* [TASK STATEMENT] Update the lines below by changing every "marker-stroke" to "marker-outline" and leaving everything else as it is.

******

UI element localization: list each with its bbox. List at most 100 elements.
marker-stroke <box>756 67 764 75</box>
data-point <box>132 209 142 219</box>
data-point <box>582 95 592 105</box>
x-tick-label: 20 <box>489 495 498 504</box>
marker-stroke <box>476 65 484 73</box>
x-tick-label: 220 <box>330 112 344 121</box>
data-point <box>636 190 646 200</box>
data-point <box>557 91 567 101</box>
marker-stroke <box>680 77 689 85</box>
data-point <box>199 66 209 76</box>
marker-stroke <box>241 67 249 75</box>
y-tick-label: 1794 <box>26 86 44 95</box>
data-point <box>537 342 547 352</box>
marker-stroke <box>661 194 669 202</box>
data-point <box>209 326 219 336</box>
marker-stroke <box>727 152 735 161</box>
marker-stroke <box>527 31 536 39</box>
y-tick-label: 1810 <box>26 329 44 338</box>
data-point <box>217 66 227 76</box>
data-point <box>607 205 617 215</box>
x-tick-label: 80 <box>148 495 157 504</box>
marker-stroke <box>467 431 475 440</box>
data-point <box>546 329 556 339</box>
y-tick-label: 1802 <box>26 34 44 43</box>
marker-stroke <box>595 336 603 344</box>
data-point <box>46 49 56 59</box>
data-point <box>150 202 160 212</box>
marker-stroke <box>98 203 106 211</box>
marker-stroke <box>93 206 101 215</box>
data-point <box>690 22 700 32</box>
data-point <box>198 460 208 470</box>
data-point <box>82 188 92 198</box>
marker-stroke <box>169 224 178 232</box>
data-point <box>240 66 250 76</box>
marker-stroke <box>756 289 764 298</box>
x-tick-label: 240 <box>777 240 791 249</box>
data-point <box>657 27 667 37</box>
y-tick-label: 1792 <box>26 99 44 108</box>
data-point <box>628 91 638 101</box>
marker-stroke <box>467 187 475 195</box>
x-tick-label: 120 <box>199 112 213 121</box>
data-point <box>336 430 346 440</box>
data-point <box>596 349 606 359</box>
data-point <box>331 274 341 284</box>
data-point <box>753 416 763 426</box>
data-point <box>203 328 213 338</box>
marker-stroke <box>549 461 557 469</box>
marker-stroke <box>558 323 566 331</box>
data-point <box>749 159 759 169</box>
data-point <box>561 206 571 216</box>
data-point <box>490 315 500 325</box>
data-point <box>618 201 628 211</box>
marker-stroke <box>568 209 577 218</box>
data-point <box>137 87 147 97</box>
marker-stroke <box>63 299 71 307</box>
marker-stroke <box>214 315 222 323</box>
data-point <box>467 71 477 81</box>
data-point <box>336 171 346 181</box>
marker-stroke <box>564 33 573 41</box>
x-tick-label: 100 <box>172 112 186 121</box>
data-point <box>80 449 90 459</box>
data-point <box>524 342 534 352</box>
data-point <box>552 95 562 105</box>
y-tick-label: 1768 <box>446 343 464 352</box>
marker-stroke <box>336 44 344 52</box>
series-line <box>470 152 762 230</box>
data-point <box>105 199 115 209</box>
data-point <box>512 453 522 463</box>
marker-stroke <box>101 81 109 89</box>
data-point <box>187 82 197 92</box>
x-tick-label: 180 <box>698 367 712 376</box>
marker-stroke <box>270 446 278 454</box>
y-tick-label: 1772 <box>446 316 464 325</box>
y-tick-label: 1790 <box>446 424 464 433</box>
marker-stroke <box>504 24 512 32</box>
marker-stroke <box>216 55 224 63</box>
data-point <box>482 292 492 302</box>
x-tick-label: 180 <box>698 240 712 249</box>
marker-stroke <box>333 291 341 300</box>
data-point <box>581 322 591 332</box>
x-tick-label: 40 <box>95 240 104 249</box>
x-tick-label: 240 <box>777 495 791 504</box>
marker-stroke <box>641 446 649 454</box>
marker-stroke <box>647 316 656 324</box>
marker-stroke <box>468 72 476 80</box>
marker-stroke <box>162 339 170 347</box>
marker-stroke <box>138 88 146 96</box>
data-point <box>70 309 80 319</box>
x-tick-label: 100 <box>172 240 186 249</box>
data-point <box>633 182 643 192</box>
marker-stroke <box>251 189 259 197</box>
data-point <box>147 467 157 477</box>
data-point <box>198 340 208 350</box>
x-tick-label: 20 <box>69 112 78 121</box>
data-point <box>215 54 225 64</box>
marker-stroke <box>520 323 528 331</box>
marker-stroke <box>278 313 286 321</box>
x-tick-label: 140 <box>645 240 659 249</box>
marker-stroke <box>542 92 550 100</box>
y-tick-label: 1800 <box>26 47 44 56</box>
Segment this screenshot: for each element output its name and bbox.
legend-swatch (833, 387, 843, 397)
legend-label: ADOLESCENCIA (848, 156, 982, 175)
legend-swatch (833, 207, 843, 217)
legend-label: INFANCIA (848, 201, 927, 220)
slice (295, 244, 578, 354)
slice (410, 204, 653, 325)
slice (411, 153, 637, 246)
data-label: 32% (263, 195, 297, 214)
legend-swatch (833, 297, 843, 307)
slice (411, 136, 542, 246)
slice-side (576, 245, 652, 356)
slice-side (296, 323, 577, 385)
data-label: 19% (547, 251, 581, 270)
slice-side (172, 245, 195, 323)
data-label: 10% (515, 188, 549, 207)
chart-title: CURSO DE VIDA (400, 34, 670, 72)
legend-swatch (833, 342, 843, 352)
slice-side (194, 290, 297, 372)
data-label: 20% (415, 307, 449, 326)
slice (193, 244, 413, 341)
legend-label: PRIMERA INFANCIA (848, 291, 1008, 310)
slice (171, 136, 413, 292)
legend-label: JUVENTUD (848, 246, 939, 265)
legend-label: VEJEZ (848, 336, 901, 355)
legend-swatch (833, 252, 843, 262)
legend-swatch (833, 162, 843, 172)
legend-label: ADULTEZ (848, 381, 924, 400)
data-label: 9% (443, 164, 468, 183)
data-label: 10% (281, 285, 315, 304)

******

* [COMPLETE OUTPUT]
UI element localization: list each with its bbox. List at most 100 elements.
marker-outline <box>756 67 764 75</box>
data-point <box>132 209 142 219</box>
data-point <box>582 95 592 105</box>
x-tick-label: 20 <box>489 495 498 504</box>
marker-outline <box>476 65 484 73</box>
x-tick-label: 220 <box>330 112 344 121</box>
data-point <box>636 190 646 200</box>
data-point <box>557 91 567 101</box>
marker-outline <box>680 77 689 85</box>
data-point <box>199 66 209 76</box>
marker-outline <box>241 67 249 75</box>
y-tick-label: 1794 <box>26 86 44 95</box>
data-point <box>537 342 547 352</box>
marker-outline <box>661 194 669 202</box>
data-point <box>209 326 219 336</box>
marker-outline <box>727 152 735 161</box>
marker-outline <box>527 31 536 39</box>
y-tick-label: 1810 <box>26 329 44 338</box>
data-point <box>217 66 227 76</box>
data-point <box>607 205 617 215</box>
x-tick-label: 80 <box>148 495 157 504</box>
marker-outline <box>467 431 475 440</box>
data-point <box>546 329 556 339</box>
y-tick-label: 1802 <box>26 34 44 43</box>
marker-outline <box>595 336 603 344</box>
data-point <box>46 49 56 59</box>
data-point <box>150 202 160 212</box>
marker-outline <box>98 203 106 211</box>
marker-outline <box>93 206 101 215</box>
data-point <box>690 22 700 32</box>
data-point <box>198 460 208 470</box>
data-point <box>82 188 92 198</box>
marker-outline <box>169 224 178 232</box>
data-point <box>240 66 250 76</box>
marker-outline <box>756 289 764 298</box>
x-tick-label: 240 <box>777 240 791 249</box>
data-point <box>657 27 667 37</box>
y-tick-label: 1792 <box>26 99 44 108</box>
data-point <box>628 91 638 101</box>
marker-outline <box>467 187 475 195</box>
x-tick-label: 120 <box>199 112 213 121</box>
data-point <box>336 430 346 440</box>
data-point <box>596 349 606 359</box>
data-point <box>331 274 341 284</box>
data-point <box>753 416 763 426</box>
data-point <box>203 328 213 338</box>
marker-outline <box>549 461 557 469</box>
marker-outline <box>558 323 566 331</box>
data-point <box>749 159 759 169</box>
data-point <box>561 206 571 216</box>
data-point <box>490 315 500 325</box>
data-point <box>618 201 628 211</box>
marker-outline <box>568 209 577 218</box>
data-point <box>137 87 147 97</box>
marker-outline <box>63 299 71 307</box>
marker-outline <box>214 315 222 323</box>
data-point <box>467 71 477 81</box>
data-point <box>336 171 346 181</box>
marker-outline <box>564 33 573 41</box>
x-tick-label: 100 <box>172 112 186 121</box>
data-point <box>80 449 90 459</box>
data-point <box>524 342 534 352</box>
data-point <box>552 95 562 105</box>
y-tick-label: 1768 <box>446 343 464 352</box>
marker-outline <box>336 44 344 52</box>
series-line <box>470 152 762 230</box>
data-point <box>105 199 115 209</box>
data-point <box>512 453 522 463</box>
marker-outline <box>101 81 109 89</box>
data-point <box>187 82 197 92</box>
x-tick-label: 180 <box>698 367 712 376</box>
marker-outline <box>270 446 278 454</box>
y-tick-label: 1772 <box>446 316 464 325</box>
y-tick-label: 1790 <box>446 424 464 433</box>
marker-outline <box>504 24 512 32</box>
marker-outline <box>216 55 224 63</box>
data-point <box>482 292 492 302</box>
x-tick-label: 180 <box>698 240 712 249</box>
marker-outline <box>333 291 341 300</box>
data-point <box>581 322 591 332</box>
x-tick-label: 40 <box>95 240 104 249</box>
x-tick-label: 240 <box>777 495 791 504</box>
marker-outline <box>641 446 649 454</box>
marker-outline <box>647 316 656 324</box>
marker-outline <box>468 72 476 80</box>
marker-outline <box>162 339 170 347</box>
marker-outline <box>138 88 146 96</box>
data-point <box>70 309 80 319</box>
x-tick-label: 100 <box>172 240 186 249</box>
data-point <box>633 182 643 192</box>
marker-outline <box>251 189 259 197</box>
data-point <box>147 467 157 477</box>
data-point <box>198 340 208 350</box>
x-tick-label: 20 <box>69 112 78 121</box>
data-point <box>215 54 225 64</box>
marker-outline <box>520 323 528 331</box>
marker-outline <box>278 313 286 321</box>
x-tick-label: 140 <box>645 240 659 249</box>
marker-outline <box>542 92 550 100</box>
y-tick-label: 1800 <box>26 47 44 56</box>
Segment this screenshot: for each element output its name and bbox.
legend-swatch (833, 387, 843, 397)
legend-label: ADOLESCENCIA (848, 156, 982, 175)
legend-swatch (833, 207, 843, 217)
legend-label: INFANCIA (848, 201, 927, 220)
slice (295, 244, 578, 354)
slice (410, 204, 653, 325)
slice (411, 153, 637, 246)
data-label: 32% (263, 195, 297, 214)
legend-swatch (833, 297, 843, 307)
slice (411, 136, 542, 246)
slice-side (576, 245, 652, 356)
slice-side (296, 323, 577, 385)
data-label: 19% (547, 251, 581, 270)
slice-side (172, 245, 195, 323)
data-label: 10% (515, 188, 549, 207)
chart-title: CURSO DE VIDA (400, 34, 670, 72)
legend-swatch (833, 342, 843, 352)
slice-side (194, 290, 297, 372)
data-label: 20% (415, 307, 449, 326)
slice (193, 244, 413, 341)
legend-label: PRIMERA INFANCIA (848, 291, 1008, 310)
slice (171, 136, 413, 292)
legend-label: JUVENTUD (848, 246, 939, 265)
legend-label: VEJEZ (848, 336, 901, 355)
legend-swatch (833, 252, 843, 262)
legend-swatch (833, 162, 843, 172)
legend-label: ADULTEZ (848, 381, 924, 400)
data-label: 9% (443, 164, 468, 183)
data-label: 10% (281, 285, 315, 304)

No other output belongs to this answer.